>>>>>

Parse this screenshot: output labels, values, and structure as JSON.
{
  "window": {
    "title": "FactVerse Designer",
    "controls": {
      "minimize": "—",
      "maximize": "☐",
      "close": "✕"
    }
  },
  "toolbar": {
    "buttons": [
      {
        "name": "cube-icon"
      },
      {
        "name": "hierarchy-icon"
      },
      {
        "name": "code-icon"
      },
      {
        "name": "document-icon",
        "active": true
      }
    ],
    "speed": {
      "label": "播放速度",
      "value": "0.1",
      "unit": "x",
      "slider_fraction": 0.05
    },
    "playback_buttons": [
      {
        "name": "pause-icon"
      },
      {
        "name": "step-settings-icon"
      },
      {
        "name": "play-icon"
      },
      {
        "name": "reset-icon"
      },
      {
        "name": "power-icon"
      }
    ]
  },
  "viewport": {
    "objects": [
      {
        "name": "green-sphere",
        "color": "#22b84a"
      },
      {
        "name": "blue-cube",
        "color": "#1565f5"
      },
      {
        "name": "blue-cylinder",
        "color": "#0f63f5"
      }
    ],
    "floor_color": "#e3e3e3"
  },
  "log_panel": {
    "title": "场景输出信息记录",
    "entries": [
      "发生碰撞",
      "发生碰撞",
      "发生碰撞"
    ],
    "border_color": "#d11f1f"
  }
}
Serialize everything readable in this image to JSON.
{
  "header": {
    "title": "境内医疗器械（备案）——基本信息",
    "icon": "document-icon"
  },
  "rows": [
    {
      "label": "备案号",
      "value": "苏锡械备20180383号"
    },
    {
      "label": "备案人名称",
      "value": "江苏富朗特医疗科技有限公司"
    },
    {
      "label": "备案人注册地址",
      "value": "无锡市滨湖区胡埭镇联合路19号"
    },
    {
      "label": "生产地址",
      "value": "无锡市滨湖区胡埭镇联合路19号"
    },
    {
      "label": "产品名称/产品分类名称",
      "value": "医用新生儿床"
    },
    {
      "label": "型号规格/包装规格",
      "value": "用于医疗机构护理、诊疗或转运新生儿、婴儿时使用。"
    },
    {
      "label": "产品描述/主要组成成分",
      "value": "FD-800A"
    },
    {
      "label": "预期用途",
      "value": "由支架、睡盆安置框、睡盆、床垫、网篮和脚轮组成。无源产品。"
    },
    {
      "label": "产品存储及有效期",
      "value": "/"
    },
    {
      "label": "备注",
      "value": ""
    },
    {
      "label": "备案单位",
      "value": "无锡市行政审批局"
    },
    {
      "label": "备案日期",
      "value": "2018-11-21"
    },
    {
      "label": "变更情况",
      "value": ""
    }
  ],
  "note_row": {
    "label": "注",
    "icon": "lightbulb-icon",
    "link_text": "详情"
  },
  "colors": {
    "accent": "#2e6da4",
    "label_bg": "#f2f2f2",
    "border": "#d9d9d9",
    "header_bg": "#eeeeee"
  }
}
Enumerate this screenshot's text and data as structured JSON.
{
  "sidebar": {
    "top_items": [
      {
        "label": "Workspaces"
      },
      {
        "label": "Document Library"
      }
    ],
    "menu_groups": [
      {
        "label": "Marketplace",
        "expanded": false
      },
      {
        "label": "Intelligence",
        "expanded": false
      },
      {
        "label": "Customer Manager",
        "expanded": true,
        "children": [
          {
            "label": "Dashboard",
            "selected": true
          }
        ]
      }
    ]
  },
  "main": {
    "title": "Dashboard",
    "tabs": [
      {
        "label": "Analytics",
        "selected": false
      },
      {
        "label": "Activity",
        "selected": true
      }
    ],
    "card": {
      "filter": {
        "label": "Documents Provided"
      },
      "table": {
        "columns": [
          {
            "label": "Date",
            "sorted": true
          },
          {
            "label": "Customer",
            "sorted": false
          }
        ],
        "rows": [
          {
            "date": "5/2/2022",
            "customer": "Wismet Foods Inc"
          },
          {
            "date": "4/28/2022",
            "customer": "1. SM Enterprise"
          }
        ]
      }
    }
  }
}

<<<<<

**TASK OBJECTIVE**.
Set all of the entries down again, exactly as they were given.

**RIGHT ANSWER**.
Parse this screenshot: output labels, values, and structure as JSON.
{
  "window": {
    "title": "FactVerse Designer",
    "controls": {
      "minimize": "—",
      "maximize": "☐",
      "close": "✕"
    }
  },
  "toolbar": {
    "buttons": [
      {
        "name": "cube-icon"
      },
      {
        "name": "hierarchy-icon"
      },
      {
        "name": "code-icon"
      },
      {
        "name": "document-icon",
        "active": true
      }
    ],
    "speed": {
      "label": "播放速度",
      "value": "0.1",
      "unit": "x",
      "slider_fraction": 0.05
    },
    "playback_buttons": [
      {
        "name": "pause-icon"
      },
      {
        "name": "step-settings-icon"
      },
      {
        "name": "play-icon"
      },
      {
        "name": "reset-icon"
      },
      {
        "name": "power-icon"
      }
    ]
  },
  "viewport": {
    "objects": [
      {
        "name": "green-sphere",
        "color": "#22b84a"
      },
      {
        "name": "blue-cube",
        "color": "#1565f5"
      },
      {
        "name": "blue-cylinder",
        "color": "#0f63f5"
      }
    ],
    "floor_color": "#e3e3e3"
  },
  "log_panel": {
    "title": "场景输出信息记录",
    "entries": [
      "发生碰撞",
      "发生碰撞",
      "发生碰撞"
    ],
    "border_color": "#d11f1f"
  }
}
Serialize everything readable in this image to JSON.
{
  "header": {
    "title": "境内医疗器械（备案）——基本信息",
    "icon": "document-icon"
  },
  "rows": [
    {
      "label": "备案号",
      "value": "苏锡械备20180383号"
    },
    {
      "label": "备案人名称",
      "value": "江苏富朗特医疗科技有限公司"
    },
    {
      "label": "备案人注册地址",
      "value": "无锡市滨湖区胡埭镇联合路19号"
    },
    {
      "label": "生产地址",
      "value": "无锡市滨湖区胡埭镇联合路19号"
    },
    {
      "label": "产品名称/产品分类名称",
      "value": "医用新生儿床"
    },
    {
      "label": "型号规格/包装规格",
      "value": "用于医疗机构护理、诊疗或转运新生儿、婴儿时使用。"
    },
    {
      "label": "产品描述/主要组成成分",
      "value": "FD-800A"
    },
    {
      "label": "预期用途",
      "value": "由支架、睡盆安置框、睡盆、床垫、网篮和脚轮组成。无源产品。"
    },
    {
      "label": "产品存储及有效期",
      "value": "/"
    },
    {
      "label": "备注",
      "value": ""
    },
    {
      "label": "备案单位",
      "value": "无锡市行政审批局"
    },
    {
      "label": "备案日期",
      "value": "2018-11-21"
    },
    {
      "label": "变更情况",
      "value": ""
    }
  ],
  "note_row": {
    "label": "注",
    "icon": "lightbulb-icon",
    "link_text": "详情"
  },
  "colors": {
    "accent": "#2e6da4",
    "label_bg": "#f2f2f2",
    "border": "#d9d9d9",
    "header_bg": "#eeeeee"
  }
}
Enumerate this screenshot's text and data as structured JSON.
{
  "sidebar": {
    "top_items": [
      {
        "label": "Workspaces"
      },
      {
        "label": "Document Library"
      }
    ],
    "menu_groups": [
      {
        "label": "Marketplace",
        "expanded": false
      },
      {
        "label": "Intelligence",
        "expanded": false
      },
      {
        "label": "Customer Manager",
        "expanded": true,
        "children": [
          {
            "label": "Dashboard",
            "selected": true
          }
        ]
      }
    ]
  },
  "main": {
    "title": "Dashboard",
    "tabs": [
      {
        "label": "Analytics",
        "selected": false
      },
      {
        "label": "Activity",
        "selected": true
      }
    ],
    "card": {
      "filter": {
        "label": "Documents Provided"
      },
      "table": {
        "columns": [
          {
            "label": "Date",
            "sorted": true
          },
          {
            "label": "Customer",
            "sorted": false
          }
        ],
        "rows": [
          {
            "date": "5/2/2022",
            "customer": "Wismet Foods Inc"
          },
          {
            "date": "4/28/2022",
            "customer": "1. SM Enterprise"
          }
        ]
      }
    }
  }
}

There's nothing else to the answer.